Start INPUT RECORDS

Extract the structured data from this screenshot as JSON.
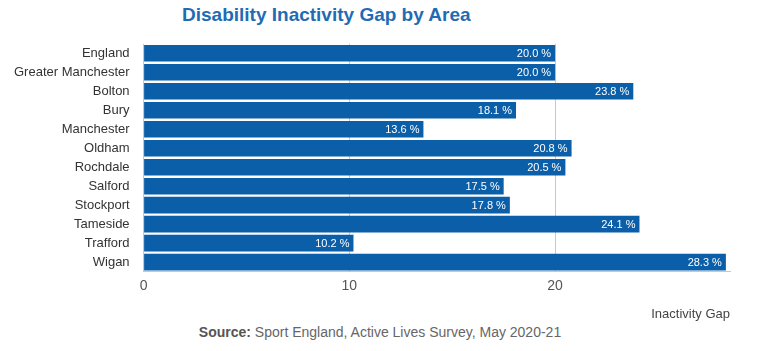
{
  "chart_data": {
    "type": "bar",
    "orientation": "horizontal",
    "title": "Disability Inactivity Gap by Area",
    "x_label": "Inactivity Gap",
    "source": "Source: Sport England, Active Lives Survey, May 2020-21",
    "categories": [
      "England",
      "Greater Manchester",
      "Bolton",
      "Bury",
      "Manchester",
      "Oldham",
      "Rochdale",
      "Salford",
      "Stockport",
      "Tameside",
      "Trafford",
      "Wigan"
    ],
    "values": [
      20.0,
      20.0,
      23.8,
      18.1,
      13.6,
      20.8,
      20.5,
      17.5,
      17.8,
      24.1,
      10.2,
      28.3
    ],
    "value_labels": [
      "20.0 %",
      "20.0 %",
      "23.8 %",
      "18.1 %",
      "13.6 %",
      "20.8 %",
      "20.5 %",
      "17.5 %",
      "17.8 %",
      "24.1 %",
      "10.2 %",
      "28.3 %"
    ],
    "color": "#0b5ea8",
    "xlim": [
      0,
      28.5
    ],
    "xticks": [
      0,
      10,
      20
    ],
    "grid": true,
    "data_labels": true,
    "legend": false
  }
}
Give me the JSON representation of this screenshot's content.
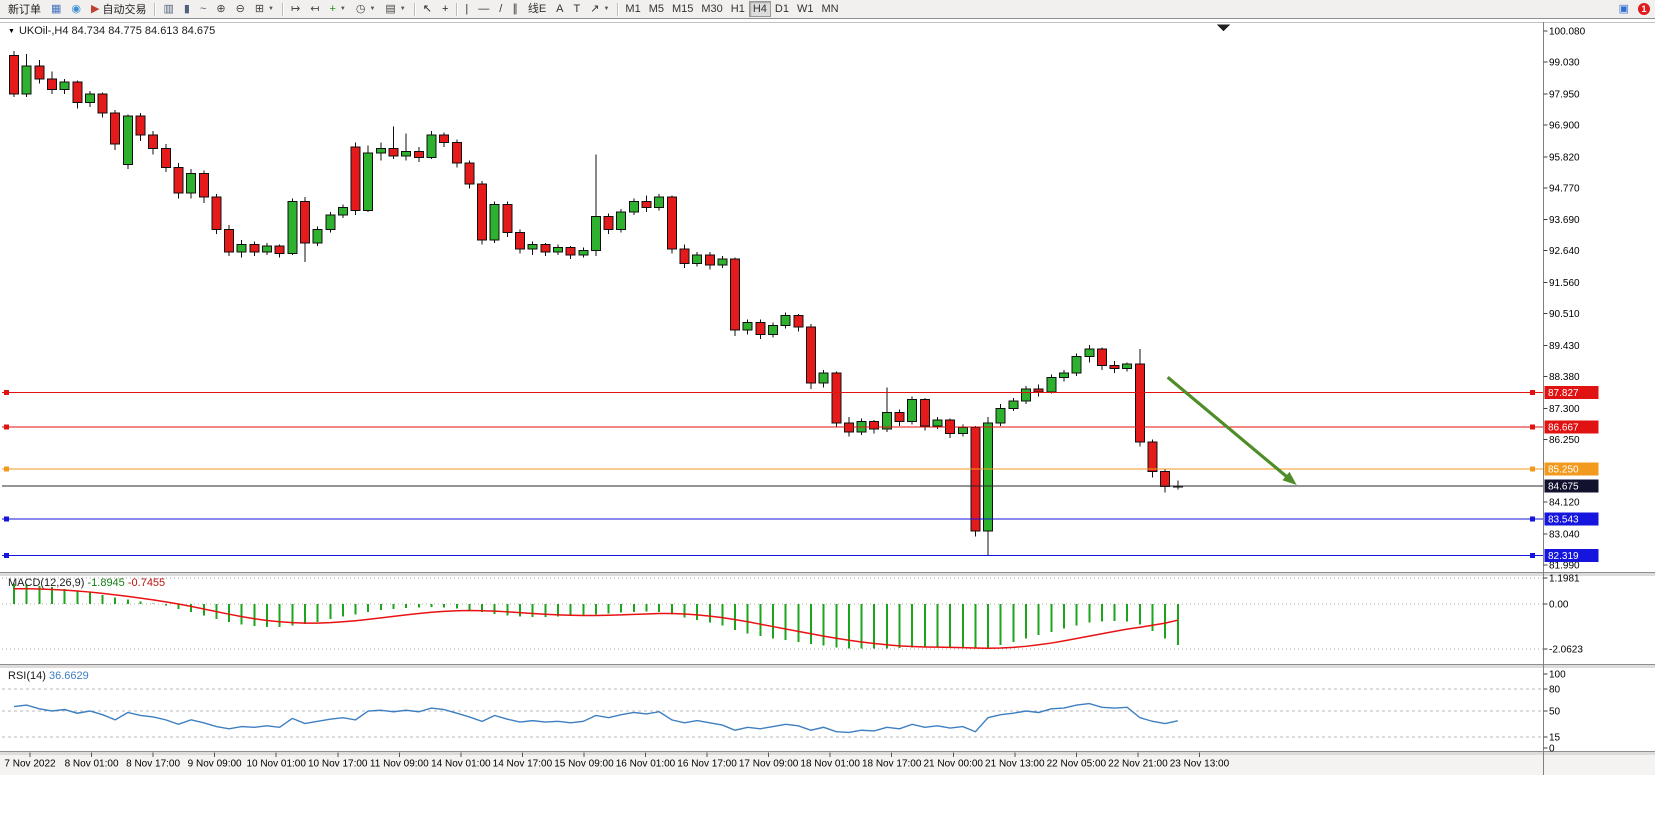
{
  "window": {
    "notification_count": "1"
  },
  "toolbar": {
    "groups": [
      [
        {
          "kind": "text",
          "name": "new-order-button",
          "label": "新订单"
        },
        {
          "kind": "icon",
          "name": "new-chart-window-icon",
          "glyph": "▦",
          "color": "#4273be"
        },
        {
          "kind": "icon",
          "name": "mql5-community-icon",
          "glyph": "◉",
          "color": "#3f8fd2"
        },
        {
          "kind": "icon-text",
          "name": "autotrading-button",
          "label": "自动交易",
          "glyph": "▶",
          "color": "#bf4030"
        }
      ],
      [
        {
          "kind": "icon",
          "name": "bar-chart-icon",
          "glyph": "▥",
          "color": "#50617a"
        },
        {
          "kind": "icon",
          "name": "candlestick-chart-icon",
          "glyph": "▮",
          "color": "#50617a"
        },
        {
          "kind": "icon",
          "name": "line-chart-icon",
          "glyph": "~",
          "color": "#50617a"
        },
        {
          "kind": "icon",
          "name": "zoom-in-icon",
          "glyph": "⊕",
          "color": "#444444"
        },
        {
          "kind": "icon",
          "name": "zoom-out-icon",
          "glyph": "⊖",
          "color": "#444444"
        },
        {
          "kind": "icon",
          "name": "tile-windows-icon",
          "glyph": "⊞",
          "color": "#444444",
          "caret": true
        }
      ],
      [
        {
          "kind": "icon",
          "name": "auto-scroll-icon",
          "glyph": "↦",
          "color": "#444444"
        },
        {
          "kind": "icon",
          "name": "chart-shift-icon",
          "glyph": "↤",
          "color": "#444444"
        },
        {
          "kind": "icon",
          "name": "new-chart-icon",
          "glyph": "+",
          "color": "#1f8f1f",
          "caret": true
        },
        {
          "kind": "icon",
          "name": "chart-period-icon",
          "glyph": "◷",
          "color": "#444444",
          "caret": true
        },
        {
          "kind": "icon",
          "name": "chart-template-icon",
          "glyph": "▤",
          "color": "#444444",
          "caret": true
        }
      ],
      [
        {
          "kind": "icon",
          "name": "cursor-icon",
          "glyph": "↖",
          "color": "#222222"
        },
        {
          "kind": "icon",
          "name": "crosshair-icon",
          "glyph": "+",
          "color": "#222222"
        }
      ],
      [
        {
          "kind": "icon",
          "name": "vertical-line-icon",
          "glyph": "|",
          "color": "#333333"
        },
        {
          "kind": "icon",
          "name": "horizontal-line-icon",
          "glyph": "—",
          "color": "#333333"
        },
        {
          "kind": "icon",
          "name": "trendline-icon",
          "glyph": "/",
          "color": "#333333"
        },
        {
          "kind": "icon",
          "name": "channel-icon",
          "glyph": "∥",
          "color": "#333333"
        },
        {
          "kind": "icon",
          "name": "fibonacci-icon",
          "glyph": "线E",
          "color": "#333333"
        },
        {
          "kind": "icon",
          "name": "text-icon",
          "glyph": "A",
          "color": "#333333"
        },
        {
          "kind": "icon",
          "name": "text-label-icon",
          "glyph": "T",
          "color": "#333333"
        },
        {
          "kind": "icon",
          "name": "arrows-icon",
          "glyph": "↗",
          "color": "#333333",
          "caret": true
        }
      ],
      [
        {
          "kind": "tf",
          "name": "timeframe-m1",
          "label": "M1"
        },
        {
          "kind": "tf",
          "name": "timeframe-m5",
          "label": "M5"
        },
        {
          "kind": "tf",
          "name": "timeframe-m15",
          "label": "M15"
        },
        {
          "kind": "tf",
          "name": "timeframe-m30",
          "label": "M30"
        },
        {
          "kind": "tf",
          "name": "timeframe-h1",
          "label": "H1"
        },
        {
          "kind": "tf",
          "name": "timeframe-h4",
          "label": "H4",
          "active": true
        },
        {
          "kind": "tf",
          "name": "timeframe-d1",
          "label": "D1"
        },
        {
          "kind": "tf",
          "name": "timeframe-w1",
          "label": "W1"
        },
        {
          "kind": "tf",
          "name": "timeframe-mn",
          "label": "MN"
        }
      ]
    ],
    "right": [
      {
        "kind": "icon",
        "name": "notifications-icon",
        "glyph": "▣",
        "color": "#2f6fd0"
      },
      {
        "kind": "badge",
        "name": "notification-badge",
        "label": "1",
        "color": "#e01b1b"
      }
    ]
  },
  "chart": {
    "title_text": "UKOil-,H4 84.734 84.775 84.613 84.675"
  },
  "chart_data": {
    "type": "candlestick",
    "symbol": "UKOil-",
    "timeframe": "H4",
    "ohlc_header": {
      "open": "84.734",
      "high": "84.775",
      "low": "84.613",
      "close": "84.675"
    },
    "colors": {
      "up": "#2eb12e",
      "down": "#e51a1a",
      "candle_border": "#101010",
      "wick": "#101010"
    },
    "price_axis_labels": [
      "100.080",
      "99.030",
      "97.950",
      "96.900",
      "95.820",
      "94.770",
      "93.690",
      "92.640",
      "91.560",
      "90.510",
      "89.430",
      "88.380",
      "87.300",
      "86.250",
      "84.120",
      "83.040",
      "81.990"
    ],
    "candles": [
      [
        99.25,
        99.4,
        97.85,
        97.95
      ],
      [
        97.95,
        99.3,
        97.85,
        98.9
      ],
      [
        98.9,
        99.1,
        98.3,
        98.45
      ],
      [
        98.45,
        98.7,
        97.95,
        98.1
      ],
      [
        98.1,
        98.45,
        97.95,
        98.35
      ],
      [
        98.35,
        98.4,
        97.45,
        97.65
      ],
      [
        97.65,
        98.05,
        97.5,
        97.95
      ],
      [
        97.95,
        98.0,
        97.15,
        97.3
      ],
      [
        97.3,
        97.4,
        96.05,
        96.25
      ],
      [
        95.55,
        97.25,
        95.4,
        97.2
      ],
      [
        97.2,
        97.3,
        96.35,
        96.55
      ],
      [
        96.55,
        96.7,
        95.9,
        96.1
      ],
      [
        96.1,
        96.25,
        95.3,
        95.45
      ],
      [
        95.45,
        95.6,
        94.4,
        94.6
      ],
      [
        94.6,
        95.4,
        94.4,
        95.25
      ],
      [
        95.25,
        95.35,
        94.25,
        94.45
      ],
      [
        94.45,
        94.55,
        93.2,
        93.35
      ],
      [
        93.35,
        93.5,
        92.45,
        92.6
      ],
      [
        92.6,
        93.0,
        92.4,
        92.85
      ],
      [
        92.85,
        92.95,
        92.45,
        92.6
      ],
      [
        92.6,
        92.9,
        92.5,
        92.8
      ],
      [
        92.8,
        92.85,
        92.4,
        92.55
      ],
      [
        92.55,
        94.4,
        92.5,
        94.3
      ],
      [
        94.3,
        94.45,
        92.25,
        92.9
      ],
      [
        92.9,
        93.45,
        92.8,
        93.35
      ],
      [
        93.35,
        93.95,
        93.25,
        93.85
      ],
      [
        93.85,
        94.2,
        93.75,
        94.1
      ],
      [
        96.15,
        96.3,
        93.85,
        94.0
      ],
      [
        94.0,
        96.2,
        93.95,
        95.95
      ],
      [
        95.95,
        96.3,
        95.7,
        96.1
      ],
      [
        96.1,
        96.85,
        95.75,
        95.85
      ],
      [
        95.85,
        96.6,
        95.7,
        96.0
      ],
      [
        96.0,
        96.15,
        95.65,
        95.8
      ],
      [
        95.8,
        96.7,
        95.75,
        96.55
      ],
      [
        96.55,
        96.65,
        96.15,
        96.3
      ],
      [
        96.3,
        96.4,
        95.45,
        95.6
      ],
      [
        95.6,
        95.7,
        94.75,
        94.9
      ],
      [
        94.9,
        95.0,
        92.85,
        93.0
      ],
      [
        93.0,
        94.3,
        92.9,
        94.2
      ],
      [
        94.2,
        94.3,
        93.1,
        93.25
      ],
      [
        93.25,
        93.35,
        92.55,
        92.7
      ],
      [
        92.7,
        92.95,
        92.5,
        92.85
      ],
      [
        92.85,
        92.9,
        92.45,
        92.6
      ],
      [
        92.6,
        92.85,
        92.5,
        92.75
      ],
      [
        92.75,
        92.8,
        92.35,
        92.5
      ],
      [
        92.5,
        92.75,
        92.4,
        92.65
      ],
      [
        92.65,
        95.9,
        92.45,
        93.8
      ],
      [
        93.8,
        93.9,
        93.2,
        93.35
      ],
      [
        93.35,
        94.05,
        93.25,
        93.95
      ],
      [
        93.95,
        94.4,
        93.85,
        94.3
      ],
      [
        94.3,
        94.5,
        93.95,
        94.1
      ],
      [
        94.1,
        94.55,
        94.0,
        94.45
      ],
      [
        94.45,
        94.5,
        92.55,
        92.7
      ],
      [
        92.7,
        92.85,
        92.05,
        92.2
      ],
      [
        92.2,
        92.6,
        92.1,
        92.5
      ],
      [
        92.5,
        92.6,
        92.0,
        92.15
      ],
      [
        92.15,
        92.45,
        92.05,
        92.35
      ],
      [
        92.35,
        92.4,
        89.75,
        89.95
      ],
      [
        89.95,
        90.3,
        89.8,
        90.2
      ],
      [
        90.2,
        90.3,
        89.65,
        89.8
      ],
      [
        89.8,
        90.2,
        89.7,
        90.1
      ],
      [
        90.1,
        90.55,
        90.0,
        90.45
      ],
      [
        90.45,
        90.5,
        89.9,
        90.05
      ],
      [
        90.05,
        90.15,
        87.95,
        88.15
      ],
      [
        88.15,
        88.6,
        88.0,
        88.5
      ],
      [
        88.5,
        88.55,
        86.65,
        86.8
      ],
      [
        86.8,
        87.0,
        86.35,
        86.5
      ],
      [
        86.5,
        86.95,
        86.4,
        86.85
      ],
      [
        86.85,
        86.9,
        86.45,
        86.6
      ],
      [
        86.6,
        88.0,
        86.5,
        87.15
      ],
      [
        87.15,
        87.25,
        86.7,
        86.85
      ],
      [
        86.85,
        87.7,
        86.75,
        87.6
      ],
      [
        87.6,
        87.65,
        86.55,
        86.7
      ],
      [
        86.7,
        87.0,
        86.6,
        86.9
      ],
      [
        86.9,
        86.95,
        86.3,
        86.45
      ],
      [
        86.45,
        86.75,
        86.35,
        86.65
      ],
      [
        86.65,
        86.7,
        82.95,
        83.15
      ],
      [
        83.15,
        87.0,
        82.31,
        86.8
      ],
      [
        86.8,
        87.45,
        86.7,
        87.3
      ],
      [
        87.3,
        87.65,
        87.2,
        87.55
      ],
      [
        87.55,
        88.05,
        87.45,
        87.95
      ],
      [
        87.95,
        88.1,
        87.7,
        87.85
      ],
      [
        87.85,
        88.45,
        87.8,
        88.35
      ],
      [
        88.35,
        88.6,
        88.2,
        88.5
      ],
      [
        88.5,
        89.15,
        88.4,
        89.05
      ],
      [
        89.05,
        89.45,
        88.85,
        89.3
      ],
      [
        89.3,
        89.35,
        88.6,
        88.75
      ],
      [
        88.75,
        88.9,
        88.5,
        88.65
      ],
      [
        88.65,
        88.85,
        88.55,
        88.8
      ],
      [
        88.8,
        89.3,
        86.0,
        86.15
      ],
      [
        86.15,
        86.25,
        84.95,
        85.15
      ],
      [
        85.15,
        85.25,
        84.45,
        84.65
      ],
      [
        84.65,
        84.85,
        84.55,
        84.675
      ]
    ],
    "hlines": [
      {
        "price": 87.827,
        "label": "87.827",
        "color": "#e11212",
        "box": "#e11212",
        "handles": true
      },
      {
        "price": 86.667,
        "label": "86.667",
        "color": "#e11212",
        "box": "#e11212",
        "handles": true
      },
      {
        "price": 85.25,
        "label": "85.250",
        "color": "#f29a1d",
        "box": "#f29a1d",
        "handles": true
      },
      {
        "price": 84.675,
        "label": "84.675",
        "color": "#2a2a2a",
        "box": "#12122e",
        "handles": false,
        "role": "bid-price-line"
      },
      {
        "price": 83.543,
        "label": "83.543",
        "color": "#1515dd",
        "box": "#1515dd",
        "handles": true
      },
      {
        "price": 82.319,
        "label": "82.319",
        "color": "#1515dd",
        "box": "#1515dd",
        "handles": true
      }
    ],
    "trend_arrow": {
      "from_index": 91.2,
      "from_price": 88.35,
      "to_index": 101.4,
      "to_price": 84.7,
      "color": "#4e8d28",
      "width": 3.2
    },
    "time_axis_labels": [
      "7 Nov 2022",
      "8 Nov 01:00",
      "8 Nov 17:00",
      "9 Nov 09:00",
      "10 Nov 01:00",
      "10 Nov 17:00",
      "11 Nov 09:00",
      "14 Nov 01:00",
      "14 Nov 17:00",
      "15 Nov 09:00",
      "16 Nov 01:00",
      "16 Nov 17:00",
      "17 Nov 09:00",
      "18 Nov 01:00",
      "18 Nov 17:00",
      "21 Nov 00:00",
      "21 Nov 13:00",
      "22 Nov 05:00",
      "22 Nov 21:00",
      "23 Nov 13:00"
    ],
    "macd": {
      "label": "MACD(12,26,9)",
      "main_value": "-1.8945",
      "signal_value": "-0.7455",
      "axis_labels": [
        "1.1981",
        "0.00",
        "-2.0623"
      ],
      "hist_color": "#1ca41c",
      "signal_color": "#e81212",
      "histogram": [
        0.95,
        0.9,
        0.84,
        0.78,
        0.7,
        0.62,
        0.52,
        0.42,
        0.3,
        0.2,
        0.12,
        0.03,
        -0.08,
        -0.22,
        -0.36,
        -0.52,
        -0.68,
        -0.84,
        -0.95,
        -1.02,
        -1.06,
        -1.06,
        -1.0,
        -0.92,
        -0.82,
        -0.7,
        -0.58,
        -0.48,
        -0.38,
        -0.28,
        -0.22,
        -0.18,
        -0.16,
        -0.14,
        -0.16,
        -0.2,
        -0.28,
        -0.38,
        -0.46,
        -0.52,
        -0.58,
        -0.6,
        -0.6,
        -0.58,
        -0.56,
        -0.52,
        -0.48,
        -0.44,
        -0.4,
        -0.36,
        -0.34,
        -0.36,
        -0.48,
        -0.62,
        -0.74,
        -0.86,
        -1.0,
        -1.2,
        -1.36,
        -1.48,
        -1.58,
        -1.66,
        -1.74,
        -1.85,
        -1.92,
        -2.0,
        -2.04,
        -2.06,
        -2.05,
        -2.04,
        -2.02,
        -2.0,
        -1.99,
        -1.98,
        -2.0,
        -2.03,
        -2.06,
        -2.02,
        -1.9,
        -1.76,
        -1.6,
        -1.44,
        -1.28,
        -1.12,
        -0.98,
        -0.86,
        -0.8,
        -0.78,
        -0.8,
        -0.95,
        -1.25,
        -1.6,
        -1.8945
      ],
      "signal": [
        0.7,
        0.7,
        0.69,
        0.67,
        0.64,
        0.6,
        0.55,
        0.49,
        0.42,
        0.35,
        0.27,
        0.19,
        0.1,
        0.0,
        -0.11,
        -0.23,
        -0.35,
        -0.47,
        -0.58,
        -0.68,
        -0.76,
        -0.82,
        -0.86,
        -0.88,
        -0.88,
        -0.86,
        -0.82,
        -0.77,
        -0.71,
        -0.64,
        -0.57,
        -0.5,
        -0.44,
        -0.38,
        -0.34,
        -0.31,
        -0.3,
        -0.31,
        -0.33,
        -0.36,
        -0.4,
        -0.44,
        -0.47,
        -0.5,
        -0.52,
        -0.53,
        -0.53,
        -0.52,
        -0.5,
        -0.48,
        -0.46,
        -0.44,
        -0.44,
        -0.46,
        -0.5,
        -0.56,
        -0.63,
        -0.72,
        -0.82,
        -0.93,
        -1.04,
        -1.15,
        -1.26,
        -1.37,
        -1.48,
        -1.58,
        -1.67,
        -1.75,
        -1.82,
        -1.88,
        -1.93,
        -1.96,
        -1.98,
        -1.99,
        -2.0,
        -2.01,
        -2.03,
        -2.04,
        -2.03,
        -2.0,
        -1.95,
        -1.88,
        -1.8,
        -1.7,
        -1.59,
        -1.48,
        -1.37,
        -1.26,
        -1.16,
        -1.07,
        -0.98,
        -0.88,
        -0.7455
      ]
    },
    "rsi": {
      "label": "RSI(14)",
      "value_text": "36.6629",
      "line_color": "#3e7fc1",
      "levels": [
        80,
        50,
        15
      ],
      "axis_labels": [
        "100",
        "80",
        "50",
        "15",
        "0"
      ],
      "values": [
        56,
        58,
        53,
        50,
        52,
        47,
        50,
        45,
        38,
        48,
        44,
        42,
        38,
        32,
        38,
        34,
        29,
        26,
        29,
        28,
        30,
        28,
        40,
        33,
        36,
        39,
        41,
        38,
        50,
        51,
        49,
        51,
        49,
        54,
        52,
        47,
        42,
        36,
        44,
        39,
        35,
        37,
        35,
        36,
        34,
        36,
        44,
        41,
        45,
        48,
        46,
        49,
        38,
        34,
        37,
        34,
        31,
        24,
        28,
        26,
        29,
        32,
        30,
        24,
        28,
        22,
        21,
        24,
        23,
        28,
        26,
        32,
        28,
        30,
        27,
        29,
        22,
        41,
        45,
        47,
        50,
        48,
        53,
        54,
        58,
        60,
        55,
        54,
        55,
        41,
        36,
        33,
        36.6629
      ]
    }
  }
}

End INPUT RECORDS

> [WHAT THE EXERCISE ASKS]
Provide only the number of lines in the entries that hold the word "candlestick".

> [SOLUTION TO THIS TASK]
2